● **SHORT EXERCISE**
Copy out the entries in full and with complete accuracy; pictures are excluded.

● **SUPPLIED MATERIAL**
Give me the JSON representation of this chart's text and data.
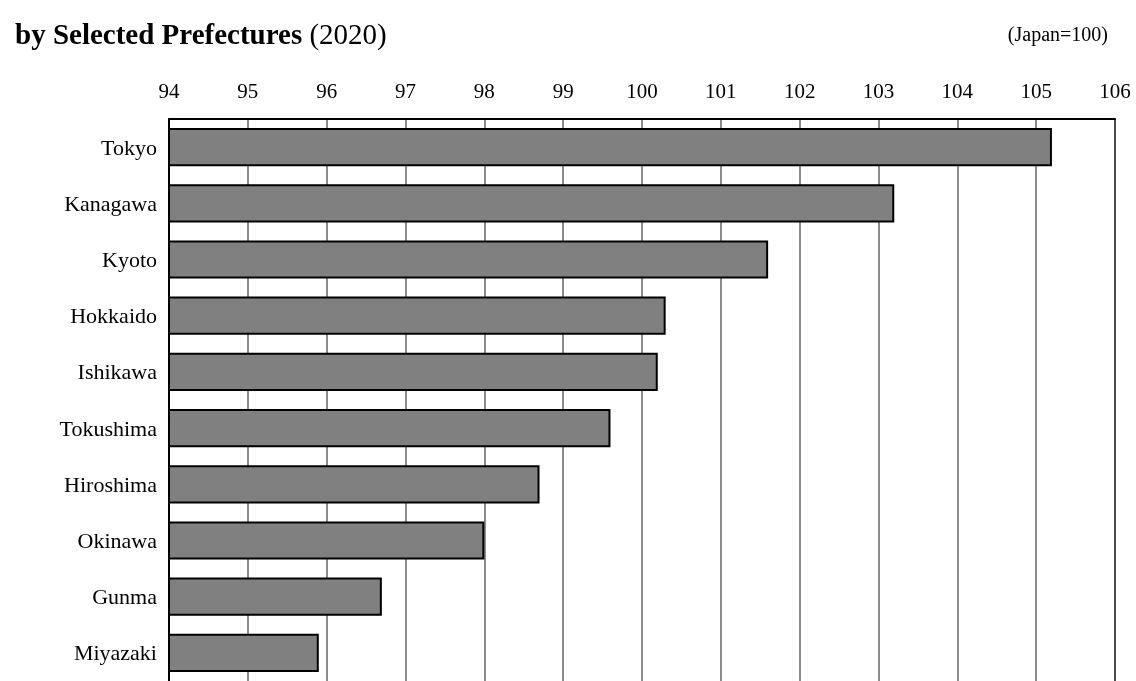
{
  "chart_data": {
    "type": "bar",
    "orientation": "horizontal",
    "title": "by Selected Prefectures (2020)",
    "annotations": [
      "(Japan=100)"
    ],
    "categories": [
      "Tokyo",
      "Kanagawa",
      "Kyoto",
      "Hokkaido",
      "Ishikawa",
      "Tokushima",
      "Hiroshima",
      "Okinawa",
      "Gunma",
      "Miyazaki"
    ],
    "values": [
      105.2,
      103.2,
      101.6,
      100.3,
      100.2,
      99.6,
      98.7,
      98.0,
      96.7,
      95.9
    ],
    "color": "#808080",
    "xlim": [
      94,
      106
    ],
    "xticks": [
      94,
      95,
      96,
      97,
      98,
      99,
      100,
      101,
      102,
      103,
      104,
      105,
      106
    ],
    "grid": "x"
  }
}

● **FULL RESPONSE**
Give me the JSON representation of this chart's text and data.
{
  "chart_data": {
    "type": "bar",
    "orientation": "horizontal",
    "title": "by Selected Prefectures (2020)",
    "annotations": [
      "(Japan=100)"
    ],
    "categories": [
      "Tokyo",
      "Kanagawa",
      "Kyoto",
      "Hokkaido",
      "Ishikawa",
      "Tokushima",
      "Hiroshima",
      "Okinawa",
      "Gunma",
      "Miyazaki"
    ],
    "values": [
      105.2,
      103.2,
      101.6,
      100.3,
      100.2,
      99.6,
      98.7,
      98.0,
      96.7,
      95.9
    ],
    "color": "#808080",
    "xlim": [
      94,
      106
    ],
    "xticks": [
      94,
      95,
      96,
      97,
      98,
      99,
      100,
      101,
      102,
      103,
      104,
      105,
      106
    ],
    "grid": "x"
  }
}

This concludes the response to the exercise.